▶ [TASK LIST]:
1. For the commentary on inventories and the US economy, decide whether each statement below agrees with the text, answering yes or no and quoting the exact words that settle it. (a) Over the last quarter, production exceeded new orders in the ISM survey by the most in 20 years. (b) A further $110bn rise in inventories in Q4 would add 1.5% to annualised GDP growth. (c) Final sales rose about 2% annualised over the last two quarters.
2. Summarize the commentary on inventories and the US economy in two sentences.
3. Duplicate the passage of the commentary on inventories and the US economy from "And here is" up to and including "is game over.", keeping every character unchanged.

BEGIN PROVIDED TEXT

First, with everyone convinced that the US economy can only continue chugging ever higher, here is the simple counterargument. And it is the old one - inventories.
...Many clients we have spoken to do not believe that the US economy can drop into recession because most of the key cyclical elements of the economy, such as housing and consumer durables, remain depressed. In addition, with profit levels so high and corporates flush with cash, clients remain confident that deep falls in the cyclical elements of the economy cannot now occur. They have forgotten the mathematics of inventories.
Remember, this is an economy that has enjoyed the biggest ever peacetime stimulus, yet has seen the weakest ever rebound in final sales (see left-hand chart below). With final sales so weak, it will not take much in the way of a negative contribution from inventories to send the economy into decline- even without further weakness in the moribund cyclical sectors.
Inventories have surged in recent quarters (see right-hand chart above), and their contribution to GDP growth has been considerable (see left-hand chart below). But wait! As my good friend James Ferguson from Arbuthnot pointed out to me the other day, it is already clear from the ISM data that a slowdown in the inventory build is imminent (see right-hand chart below).
All those who discount the impact of inventories: pay attention.
Now you won't need reminding that it is the change in growth in inventories that counts towards GDP growth. So even if inventories rise another $110bn in Q4, as they did in Q3, the contribution to GDP growth is zero. If inventories rise a still strong $60bn in Q4, for example, inventories will deduct 1.5% from annualised GDP growth. With final sales rising a sickly 0.75% annualised (!!) over the last two quarters, you don't have to be a genius at maths to realise a recession is entirely possible, even without sharp declines in housing or consumer durables.
Over the last quarter, production has exceeded new orders in the ISM survey by the most in 20 years. Hence the mismatch between new orders and inventories is such that the headline ISM falling into the recessionary sub-44 range is likely (see chart below). I feel very confident that the markets have a big growth shock to the downside coming down the tracks. I am confident because I can now hear the toot of the train's whistle above the roar of the engines.
If Edwards is correct, and he is, that the ISM will plunge by almost 10 points shortly, another important observation is that inflation expectations will likely tumble (although that assumes that inflation is still measured in traditional metrics, and not under the post-QE2 regime in which every action by the Fed is solely to weaken the dollar and generate a stock surge). The good thing is that it would validate QE2, and likely lead to QE3 and so forth, further accelerating the endgame to the painful muddle through process.
And in this environment, what do you think will happen to inflation expectations which have been rising recently in the lead-up to QE2? If the ISM is heading back down to recession territory, it will be a strange occurrence indeed if inflation expectations and bond yields do not plunge (see chart below).
And here is the kicker in today's Edwards letter: by risking commodity price inflation, which he realizes all too well is being exported to China first and foremost, Blackhawk Ben is simply forcing China to either unpeg or raise rates sooner rather than later. Of course, in the process he is also hurting 80% of the US population which actually does care about such things as food and energy costs. In essence Bernanke has orchestrated a massive gamble, akin to a game of chicken in which he he poiased popular domestic discontent against that of China. If China blinks first, the Fed wins; if the US does, and food riots break out in D.C. before Beijing, it is game over.

END PROVIDED TEXT
BEGIN ENTRIES SHOWN

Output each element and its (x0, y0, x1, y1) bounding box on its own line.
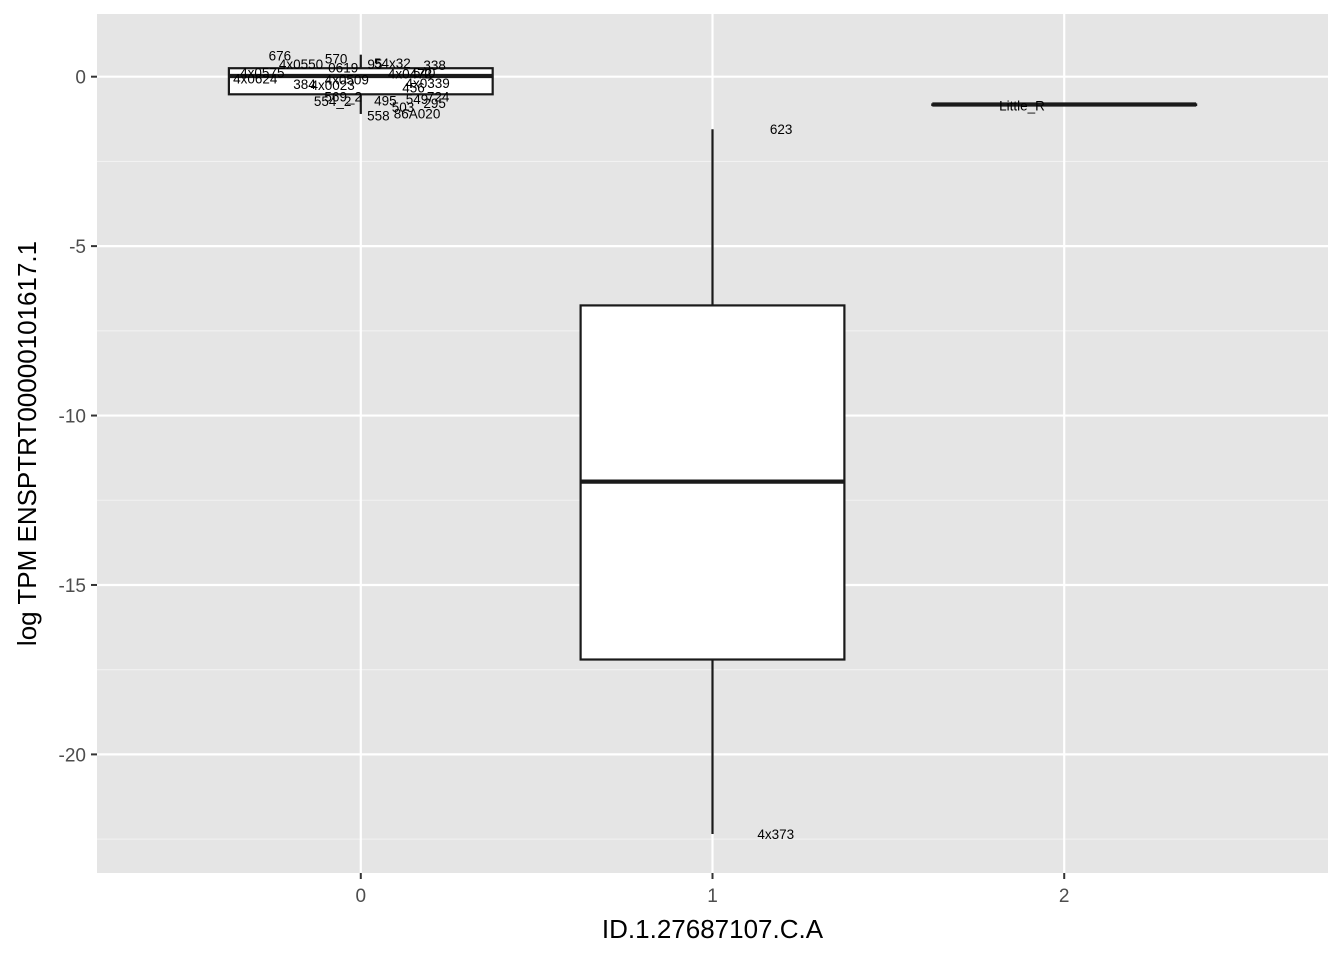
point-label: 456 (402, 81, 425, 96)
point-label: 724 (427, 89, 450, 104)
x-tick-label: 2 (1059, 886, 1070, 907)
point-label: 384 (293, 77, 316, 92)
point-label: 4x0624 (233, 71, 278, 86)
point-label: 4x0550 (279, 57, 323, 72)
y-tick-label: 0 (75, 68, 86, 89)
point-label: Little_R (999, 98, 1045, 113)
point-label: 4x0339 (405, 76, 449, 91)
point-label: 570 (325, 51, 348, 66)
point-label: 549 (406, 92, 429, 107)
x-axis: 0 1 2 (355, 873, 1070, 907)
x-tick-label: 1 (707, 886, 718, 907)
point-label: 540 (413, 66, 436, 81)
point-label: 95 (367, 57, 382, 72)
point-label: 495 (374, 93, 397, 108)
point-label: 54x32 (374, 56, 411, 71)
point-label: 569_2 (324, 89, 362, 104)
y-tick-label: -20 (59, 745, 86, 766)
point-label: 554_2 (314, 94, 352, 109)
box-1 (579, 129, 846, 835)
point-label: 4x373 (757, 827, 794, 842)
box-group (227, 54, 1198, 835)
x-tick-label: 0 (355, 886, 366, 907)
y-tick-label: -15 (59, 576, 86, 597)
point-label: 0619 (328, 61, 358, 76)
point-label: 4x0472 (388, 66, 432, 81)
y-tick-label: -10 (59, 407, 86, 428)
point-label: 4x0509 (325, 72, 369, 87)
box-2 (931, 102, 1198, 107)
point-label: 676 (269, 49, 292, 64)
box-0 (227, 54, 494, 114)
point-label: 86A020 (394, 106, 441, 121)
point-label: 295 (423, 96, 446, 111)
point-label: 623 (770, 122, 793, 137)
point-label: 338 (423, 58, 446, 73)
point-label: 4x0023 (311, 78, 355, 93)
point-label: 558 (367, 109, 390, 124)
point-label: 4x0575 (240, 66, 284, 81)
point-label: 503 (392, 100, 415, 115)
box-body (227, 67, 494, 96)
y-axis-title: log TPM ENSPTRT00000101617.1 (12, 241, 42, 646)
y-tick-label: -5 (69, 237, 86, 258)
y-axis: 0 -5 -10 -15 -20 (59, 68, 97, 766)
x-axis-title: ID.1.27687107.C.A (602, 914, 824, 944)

END ENTRIES SHOWN
BEGIN ENTRIES SHOWN

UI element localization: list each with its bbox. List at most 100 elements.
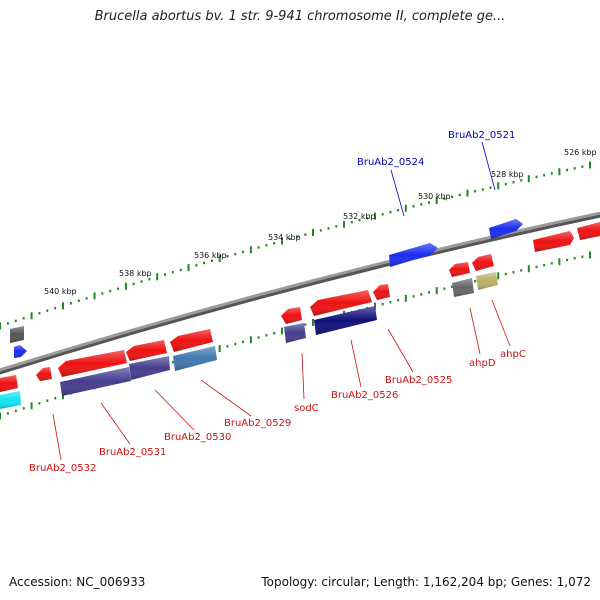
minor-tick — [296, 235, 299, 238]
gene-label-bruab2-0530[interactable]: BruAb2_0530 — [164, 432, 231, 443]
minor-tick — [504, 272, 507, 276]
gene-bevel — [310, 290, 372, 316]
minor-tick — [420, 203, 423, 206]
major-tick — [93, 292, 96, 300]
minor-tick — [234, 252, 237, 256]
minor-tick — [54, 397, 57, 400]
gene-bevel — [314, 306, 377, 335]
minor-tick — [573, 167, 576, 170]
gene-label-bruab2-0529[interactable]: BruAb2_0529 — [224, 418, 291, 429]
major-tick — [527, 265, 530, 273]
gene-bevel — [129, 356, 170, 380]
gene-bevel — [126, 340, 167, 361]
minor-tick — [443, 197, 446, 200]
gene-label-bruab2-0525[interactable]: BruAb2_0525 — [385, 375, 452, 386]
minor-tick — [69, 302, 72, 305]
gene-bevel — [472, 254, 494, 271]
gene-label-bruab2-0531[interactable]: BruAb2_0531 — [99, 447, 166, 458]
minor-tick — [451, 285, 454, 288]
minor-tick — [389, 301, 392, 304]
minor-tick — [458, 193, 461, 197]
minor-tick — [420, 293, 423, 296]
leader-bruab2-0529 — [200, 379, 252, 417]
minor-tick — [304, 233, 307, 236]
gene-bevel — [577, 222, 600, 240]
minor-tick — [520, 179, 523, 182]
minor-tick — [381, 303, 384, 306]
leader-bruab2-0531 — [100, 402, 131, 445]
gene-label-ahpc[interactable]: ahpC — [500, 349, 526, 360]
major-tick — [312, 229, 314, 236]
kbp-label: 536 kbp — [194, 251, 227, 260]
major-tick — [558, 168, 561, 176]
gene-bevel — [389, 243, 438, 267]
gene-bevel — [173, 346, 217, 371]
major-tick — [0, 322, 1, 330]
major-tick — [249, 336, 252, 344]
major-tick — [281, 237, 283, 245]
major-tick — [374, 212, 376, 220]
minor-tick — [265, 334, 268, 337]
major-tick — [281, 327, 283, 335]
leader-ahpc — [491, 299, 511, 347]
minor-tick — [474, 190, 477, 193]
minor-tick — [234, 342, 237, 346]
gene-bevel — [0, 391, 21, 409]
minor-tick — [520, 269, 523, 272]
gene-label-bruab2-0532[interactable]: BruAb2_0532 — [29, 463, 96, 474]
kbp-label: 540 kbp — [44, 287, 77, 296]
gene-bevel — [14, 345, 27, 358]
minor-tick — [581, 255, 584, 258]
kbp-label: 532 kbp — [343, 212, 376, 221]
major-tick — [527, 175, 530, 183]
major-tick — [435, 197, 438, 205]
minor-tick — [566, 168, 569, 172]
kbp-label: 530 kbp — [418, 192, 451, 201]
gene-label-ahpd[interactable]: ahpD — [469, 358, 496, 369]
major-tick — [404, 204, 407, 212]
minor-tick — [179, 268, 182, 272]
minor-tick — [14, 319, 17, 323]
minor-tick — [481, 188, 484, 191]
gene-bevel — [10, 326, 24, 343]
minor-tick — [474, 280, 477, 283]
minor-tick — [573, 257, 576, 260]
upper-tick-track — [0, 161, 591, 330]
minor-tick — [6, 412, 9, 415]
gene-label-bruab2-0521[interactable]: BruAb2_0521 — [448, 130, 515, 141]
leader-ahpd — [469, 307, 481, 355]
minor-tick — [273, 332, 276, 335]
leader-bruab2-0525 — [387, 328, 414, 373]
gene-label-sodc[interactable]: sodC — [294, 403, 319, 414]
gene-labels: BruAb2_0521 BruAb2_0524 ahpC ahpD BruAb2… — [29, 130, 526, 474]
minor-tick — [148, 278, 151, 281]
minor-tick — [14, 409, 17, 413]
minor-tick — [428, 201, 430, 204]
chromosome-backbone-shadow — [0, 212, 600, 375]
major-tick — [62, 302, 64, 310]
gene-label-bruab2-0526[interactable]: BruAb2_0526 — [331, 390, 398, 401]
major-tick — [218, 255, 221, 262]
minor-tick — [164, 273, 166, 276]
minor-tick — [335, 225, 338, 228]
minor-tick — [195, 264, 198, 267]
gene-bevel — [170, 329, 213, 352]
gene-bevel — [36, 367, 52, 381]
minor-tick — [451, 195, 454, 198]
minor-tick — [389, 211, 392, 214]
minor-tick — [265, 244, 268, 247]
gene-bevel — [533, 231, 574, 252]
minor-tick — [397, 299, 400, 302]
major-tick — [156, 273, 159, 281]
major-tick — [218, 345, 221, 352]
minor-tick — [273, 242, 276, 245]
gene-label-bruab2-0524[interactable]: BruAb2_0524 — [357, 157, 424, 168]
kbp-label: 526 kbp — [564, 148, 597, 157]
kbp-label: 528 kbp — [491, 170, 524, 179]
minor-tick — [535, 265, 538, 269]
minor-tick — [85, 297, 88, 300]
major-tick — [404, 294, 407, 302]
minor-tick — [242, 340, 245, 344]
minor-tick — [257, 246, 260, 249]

END ENTRIES SHOWN

▶ [ANSWERS TO THE PROBLEMS]:
1.
(a) Yes: "Over the last quarter, production has exceeded new orders in the ISM survey by the most in 20 years."
(b) No: "So even if inventories rise another $110bn in Q4, as they did in Q3, the contribution to GDP growth is zero."
(c) No: "With final sales rising a sickly 0.75% annualised (!!) over the last two quarters"

2. The text argues that because final sales have been weak despite record stimulus, even a slowdown in inventory building could subtract enough from GDP growth to cause a recession, and ISM data point to that slowdown and to the headline ISM likely falling into the sub-44 range. It adds that inflation expectations and bond yields would then likely plunge, and it calls Bernanke's risking of commodity price inflation a gamble that pits domestic discontent against that of China.

3.
And here is the kicker in today's Edwards letter: by risking commodity price inflation, which he realizes all too well is being exported to China first and foremost, Blackhawk Ben is simply forcing China to either unpeg or raise rates sooner rather than later. Of course, in the process he is also hurting 80% of the US population which actually does care about such things as food and energy costs. In essence Bernanke has orchestrated a massive gamble, akin to a game of chicken in which he he poiased popular domestic discontent against that of China. If China blinks first, the Fed wins; if the US does, and food riots break out in D.C. before Beijing, it is game over.